# Project: NSFRIPPER & NES Music Lab

## Overview
**Type**: Archive / Technical Reverse-Engineering
**Path**: `C:\Dev\NSFRIPPER`, `C:\Dev\NESMusicLab`

The NSFRIPPER ecosystem is dedicated to the strict, provenance-aware reverse-engineering of classic NES audio engines (specifically Konami's custom sound drivers for games like *Super C* and *Castlevania*). It also powers the automated pipeline that maps Bach MIDI compositions onto these extracted 8-bit instrument palettes.

## Architectural Notes
* **Tech Stack**: Python, 6502 Assembly Disassembly, REAPER Project Integration (.RPP).
* **The Anti-Hallucination Mandate**: When reverse-engineering Bank 12 of a Japanese NES ROM, there is zero tolerance for LLM hallucination. This project forces the LLM into a restricted Oracle interface, demanding line-by-line evidence and preventing "knowledge drift" when mapping hardware registers.

■ ■ ■ ■

→ **Required work**:
1. According to the NSFRIPPER project overview, which games' Konami sound drivers does the project reverse-engineer?
2. Continue the NSFRIPPER project notes from where they stop.

■ ■ ■ ■

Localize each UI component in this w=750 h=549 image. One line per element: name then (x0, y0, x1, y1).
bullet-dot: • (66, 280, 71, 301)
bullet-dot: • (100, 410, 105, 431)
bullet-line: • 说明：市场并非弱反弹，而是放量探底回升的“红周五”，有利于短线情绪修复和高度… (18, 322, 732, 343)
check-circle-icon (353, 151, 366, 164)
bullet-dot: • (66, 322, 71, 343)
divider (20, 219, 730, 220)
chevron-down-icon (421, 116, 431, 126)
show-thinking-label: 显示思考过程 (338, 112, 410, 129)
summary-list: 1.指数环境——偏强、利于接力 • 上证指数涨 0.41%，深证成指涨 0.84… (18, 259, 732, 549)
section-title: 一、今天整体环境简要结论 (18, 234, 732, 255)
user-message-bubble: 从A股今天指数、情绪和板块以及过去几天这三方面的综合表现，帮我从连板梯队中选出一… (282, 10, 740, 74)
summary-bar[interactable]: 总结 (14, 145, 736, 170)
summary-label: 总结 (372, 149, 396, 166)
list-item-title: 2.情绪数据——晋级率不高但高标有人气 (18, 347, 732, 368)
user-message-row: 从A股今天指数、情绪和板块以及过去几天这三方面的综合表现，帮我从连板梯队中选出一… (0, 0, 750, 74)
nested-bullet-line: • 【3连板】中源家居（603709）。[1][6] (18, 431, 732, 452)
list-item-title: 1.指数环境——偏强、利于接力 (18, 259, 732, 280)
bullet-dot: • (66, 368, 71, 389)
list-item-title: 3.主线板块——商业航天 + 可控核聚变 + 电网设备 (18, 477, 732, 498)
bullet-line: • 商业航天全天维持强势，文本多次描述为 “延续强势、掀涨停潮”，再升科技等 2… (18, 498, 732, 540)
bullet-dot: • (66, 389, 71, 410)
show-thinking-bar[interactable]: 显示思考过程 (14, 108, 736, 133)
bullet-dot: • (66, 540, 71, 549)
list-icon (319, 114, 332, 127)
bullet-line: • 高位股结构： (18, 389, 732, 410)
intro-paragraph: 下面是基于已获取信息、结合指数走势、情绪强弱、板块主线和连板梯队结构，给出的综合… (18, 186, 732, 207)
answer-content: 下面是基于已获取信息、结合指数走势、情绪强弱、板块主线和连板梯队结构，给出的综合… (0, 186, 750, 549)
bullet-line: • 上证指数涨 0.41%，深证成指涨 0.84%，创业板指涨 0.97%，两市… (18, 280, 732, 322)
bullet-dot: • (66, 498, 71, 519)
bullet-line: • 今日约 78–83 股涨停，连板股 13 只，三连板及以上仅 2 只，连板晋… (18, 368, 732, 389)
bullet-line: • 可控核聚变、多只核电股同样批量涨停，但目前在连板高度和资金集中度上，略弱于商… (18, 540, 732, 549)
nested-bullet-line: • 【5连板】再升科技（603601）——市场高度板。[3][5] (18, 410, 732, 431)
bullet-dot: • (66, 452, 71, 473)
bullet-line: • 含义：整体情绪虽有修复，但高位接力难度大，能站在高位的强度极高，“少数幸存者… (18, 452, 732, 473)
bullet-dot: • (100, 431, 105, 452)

■ ■ ■ ■

→ **Exercise results**:
1. *Super C* and *Castlevania*

2.
* **The Output**: Generates perfect, high-fidelity WAV files by bypassing speculative parsing and relying purely on trace-backed 6502 control logic.

## Integration with the Memory System
* **Methodology**: This project serves as the technical extreme of the Deckard Boundary. If an LLM cannot be trusted to guess the state of an APU register, it similarly cannot be trusted to guess the state of a game's inventory or the nuance of an academic debate.
* **Audience**: Serves the technical gamer, the musician, and the historian of early digital architecture.